-- Start DATASET --

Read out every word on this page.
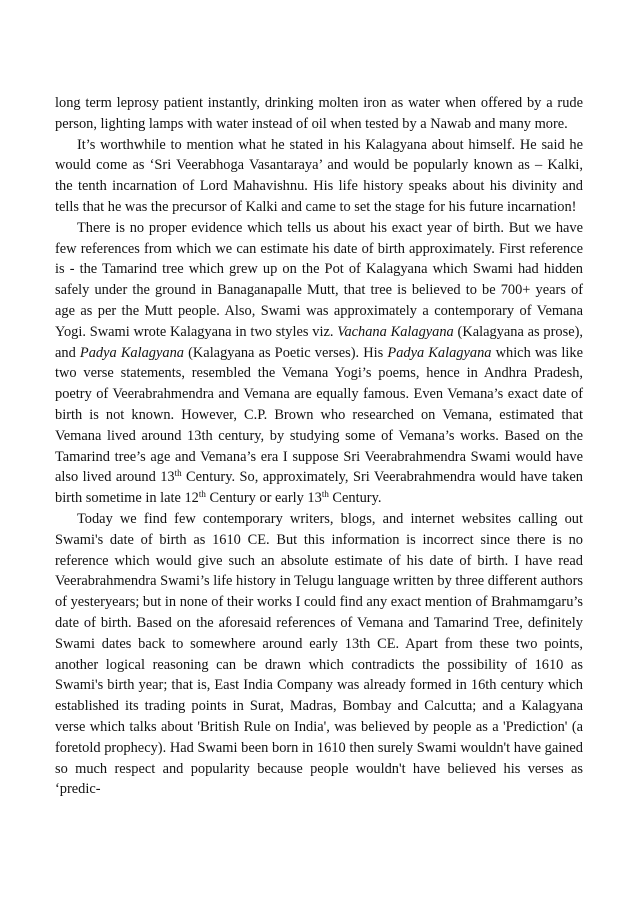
long term leprosy patient instantly, drinking molten iron as water when offered by a rude person, lighting lamps with water instead of oil when tested by a Nawab and many more.

It’s worthwhile to mention what he stated in his Kalagyana about himself. He said he would come as ‘Sri Veerabhoga Vasantaraya’ and would be popularly known as – Kalki, the tenth incarnation of Lord Mahavishnu. His life history speaks about his divinity and tells that he was the precursor of Kalki and came to set the stage for his future incarnation!

There is no proper evidence which tells us about his exact year of birth. But we have few references from which we can estimate his date of birth approximately. First reference is - the Tamarind tree which grew up on the Pot of Kalagyana which Swami had hidden safely under the ground in Banaganapalle Mutt, that tree is believed to be 700+ years of age as per the Mutt people. Also, Swami was approximately a contemporary of Vemana Yogi. Swami wrote Kalagyana in two styles viz. Vachana Kalagyana (Kalagyana as prose), and Padya Kalagyana (Kalagyana as Poetic verses). His Padya Kalagyana which was like two verse statements, resembled the Vemana Yogi’s poems, hence in Andhra Pradesh, poetry of Veerabrahmendra and Vemana are equally famous. Even Vemana’s exact date of birth is not known. However, C.P. Brown who researched on Vemana, estimated that Vemana lived around 13th century, by studying some of Vemana’s works. Based on the Tamarind tree’s age and Vemana’s era I suppose Sri Veerabrahmendra Swami would have also lived around 13th Century. So, approximately, Sri Veerabrahmendra would have taken birth sometime in late 12th Century or early 13th Century.

Today we find few contemporary writers, blogs, and internet websites calling out Swami's date of birth as 1610 CE. But this information is incorrect since there is no reference which would give such an absolute estimate of his date of birth. I have read Veerabrahmendra Swami’s life history in Telugu language written by three different authors of yesteryears; but in none of their works I could find any exact mention of Brahmamgaru’s date of birth. Based on the aforesaid references of Vemana and Tamarind Tree, definitely Swami dates back to somewhere around early 13th CE. Apart from these two points, another logical reasoning can be drawn which contradicts the possibility of 1610 as Swami's birth year; that is, East India Company was already formed in 16th century which established its trading points in Surat, Madras, Bombay and Calcutta; and a Kalagyana verse which talks about 'British Rule on India', was believed by people as a 'Prediction' (a foretold prophecy). Had Swami been born in 1610 then surely Swami wouldn't have gained so much respect and popularity because people wouldn't have believed his verses as ‘predic-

-- End DATASET --

JOB — Find the lines holding "this" and list every one.

CORRECT RESPONSE —
Read out every word on this page.
Today we find few contemporary writers, blogs, and internet websites calling out Swami's date of birth as 1610 CE. But this information is incorrect since there is no reference which would give such an absolute estimate of his date of birth. I have read Veerabrahmendra Swami’s life history in Telugu language written by three different authors of yesteryears; but in none of their works I could find any exact mention of Brahmamgaru’s date of birth. Based on the aforesaid references of Vemana and Tamarind Tree, definitely Swami dates back to somewhere around early 13th CE. Apart from these two points, another logical reasoning can be drawn which contradicts the possibility of 1610 as Swami's birth year; that is, East India Company was already formed in 16th century which established its trading points in Surat, Madras, Bombay and Calcutta; and a Kalagyana verse which talks about 'British Rule on India', was believed by people as a 'Prediction' (a foretold prophecy). Had Swami been born in 1610 then surely Swami wouldn't have gained so much respect and popularity because people wouldn't have believed his verses as ‘predic-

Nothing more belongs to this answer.